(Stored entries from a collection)
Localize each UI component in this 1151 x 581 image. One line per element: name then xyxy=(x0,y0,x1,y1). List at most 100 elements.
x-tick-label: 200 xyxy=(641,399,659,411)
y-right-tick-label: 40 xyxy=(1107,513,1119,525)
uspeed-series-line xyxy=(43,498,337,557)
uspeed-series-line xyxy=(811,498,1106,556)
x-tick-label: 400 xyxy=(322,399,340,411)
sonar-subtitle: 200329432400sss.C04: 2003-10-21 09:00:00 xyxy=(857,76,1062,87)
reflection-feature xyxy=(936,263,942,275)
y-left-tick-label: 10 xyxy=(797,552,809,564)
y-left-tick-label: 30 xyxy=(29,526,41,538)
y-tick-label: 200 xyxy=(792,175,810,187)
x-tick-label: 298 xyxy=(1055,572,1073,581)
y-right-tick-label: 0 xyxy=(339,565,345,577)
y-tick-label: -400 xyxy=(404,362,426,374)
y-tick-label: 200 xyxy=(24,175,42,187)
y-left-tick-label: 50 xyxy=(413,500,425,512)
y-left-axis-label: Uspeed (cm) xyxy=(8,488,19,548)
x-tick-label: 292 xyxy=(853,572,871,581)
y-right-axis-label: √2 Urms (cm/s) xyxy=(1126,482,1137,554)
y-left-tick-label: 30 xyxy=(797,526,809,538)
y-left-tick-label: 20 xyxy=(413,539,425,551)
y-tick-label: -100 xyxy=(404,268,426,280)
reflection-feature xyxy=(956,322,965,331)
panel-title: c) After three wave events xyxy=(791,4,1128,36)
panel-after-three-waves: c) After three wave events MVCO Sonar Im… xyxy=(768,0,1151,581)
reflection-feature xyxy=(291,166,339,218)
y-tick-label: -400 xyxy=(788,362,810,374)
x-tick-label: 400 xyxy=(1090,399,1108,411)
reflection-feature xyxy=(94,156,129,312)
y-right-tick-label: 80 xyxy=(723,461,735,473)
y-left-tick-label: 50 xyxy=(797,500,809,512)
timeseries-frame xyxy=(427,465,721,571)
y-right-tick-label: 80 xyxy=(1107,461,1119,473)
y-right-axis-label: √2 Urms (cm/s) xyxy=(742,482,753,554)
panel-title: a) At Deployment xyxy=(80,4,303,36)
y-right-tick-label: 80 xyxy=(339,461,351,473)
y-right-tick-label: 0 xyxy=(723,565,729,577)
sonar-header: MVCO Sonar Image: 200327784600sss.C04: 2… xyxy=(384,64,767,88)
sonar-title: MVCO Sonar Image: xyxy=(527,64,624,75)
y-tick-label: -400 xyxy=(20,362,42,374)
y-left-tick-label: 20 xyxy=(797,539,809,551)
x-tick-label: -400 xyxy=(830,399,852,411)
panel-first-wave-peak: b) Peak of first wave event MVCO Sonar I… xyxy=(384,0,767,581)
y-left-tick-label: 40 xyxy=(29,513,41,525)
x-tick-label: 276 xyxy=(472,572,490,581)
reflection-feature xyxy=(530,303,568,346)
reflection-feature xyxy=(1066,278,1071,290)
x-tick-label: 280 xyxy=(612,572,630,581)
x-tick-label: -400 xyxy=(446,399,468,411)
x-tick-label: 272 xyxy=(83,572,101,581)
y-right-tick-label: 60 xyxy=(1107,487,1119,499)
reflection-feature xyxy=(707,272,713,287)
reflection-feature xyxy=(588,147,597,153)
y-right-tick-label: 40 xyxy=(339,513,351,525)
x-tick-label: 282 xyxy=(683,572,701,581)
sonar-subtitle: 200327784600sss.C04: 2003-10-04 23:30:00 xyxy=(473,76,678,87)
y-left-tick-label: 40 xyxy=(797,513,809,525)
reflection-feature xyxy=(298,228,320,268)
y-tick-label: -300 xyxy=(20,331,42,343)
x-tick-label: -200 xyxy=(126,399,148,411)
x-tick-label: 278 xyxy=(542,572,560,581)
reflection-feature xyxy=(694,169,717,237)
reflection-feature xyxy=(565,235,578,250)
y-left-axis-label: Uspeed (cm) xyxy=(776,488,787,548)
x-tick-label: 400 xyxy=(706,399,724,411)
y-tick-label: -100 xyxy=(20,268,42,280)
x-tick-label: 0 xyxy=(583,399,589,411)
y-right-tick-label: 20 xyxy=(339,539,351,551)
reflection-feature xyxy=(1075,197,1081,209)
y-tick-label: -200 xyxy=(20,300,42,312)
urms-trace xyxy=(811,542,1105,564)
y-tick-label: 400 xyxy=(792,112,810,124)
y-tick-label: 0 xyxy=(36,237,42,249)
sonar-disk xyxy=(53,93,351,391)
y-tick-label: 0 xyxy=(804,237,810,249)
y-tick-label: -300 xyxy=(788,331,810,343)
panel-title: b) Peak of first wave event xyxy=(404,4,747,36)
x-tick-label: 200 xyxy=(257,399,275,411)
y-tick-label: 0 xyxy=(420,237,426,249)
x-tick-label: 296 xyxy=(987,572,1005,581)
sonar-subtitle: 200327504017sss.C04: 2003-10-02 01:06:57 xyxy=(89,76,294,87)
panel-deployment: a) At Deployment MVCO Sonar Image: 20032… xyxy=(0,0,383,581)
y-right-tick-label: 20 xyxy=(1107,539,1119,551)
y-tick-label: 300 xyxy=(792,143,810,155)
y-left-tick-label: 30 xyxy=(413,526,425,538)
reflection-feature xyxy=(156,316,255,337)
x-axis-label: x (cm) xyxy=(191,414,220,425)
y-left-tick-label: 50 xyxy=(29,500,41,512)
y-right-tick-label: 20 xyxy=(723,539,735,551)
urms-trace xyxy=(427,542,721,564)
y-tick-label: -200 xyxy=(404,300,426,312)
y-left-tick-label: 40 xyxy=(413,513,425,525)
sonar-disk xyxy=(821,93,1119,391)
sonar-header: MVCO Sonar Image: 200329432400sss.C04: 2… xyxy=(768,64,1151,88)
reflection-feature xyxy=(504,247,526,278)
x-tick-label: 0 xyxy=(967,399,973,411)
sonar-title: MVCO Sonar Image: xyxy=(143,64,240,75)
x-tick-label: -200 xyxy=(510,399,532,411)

STATED GOAL:
Can you print the entries above word for word, from the very first line through the line containing "x-tick-label: 400 xyxy=(322,399,340,411)", including both of those lines?

FULL ANSWER:
Localize each UI component in this 1151 x 581 image. One line per element: name then xyxy=(x0,y0,x1,y1). List at most 100 elements.
x-tick-label: 200 xyxy=(641,399,659,411)
y-right-tick-label: 40 xyxy=(1107,513,1119,525)
uspeed-series-line xyxy=(43,498,337,557)
uspeed-series-line xyxy=(811,498,1106,556)
x-tick-label: 400 xyxy=(322,399,340,411)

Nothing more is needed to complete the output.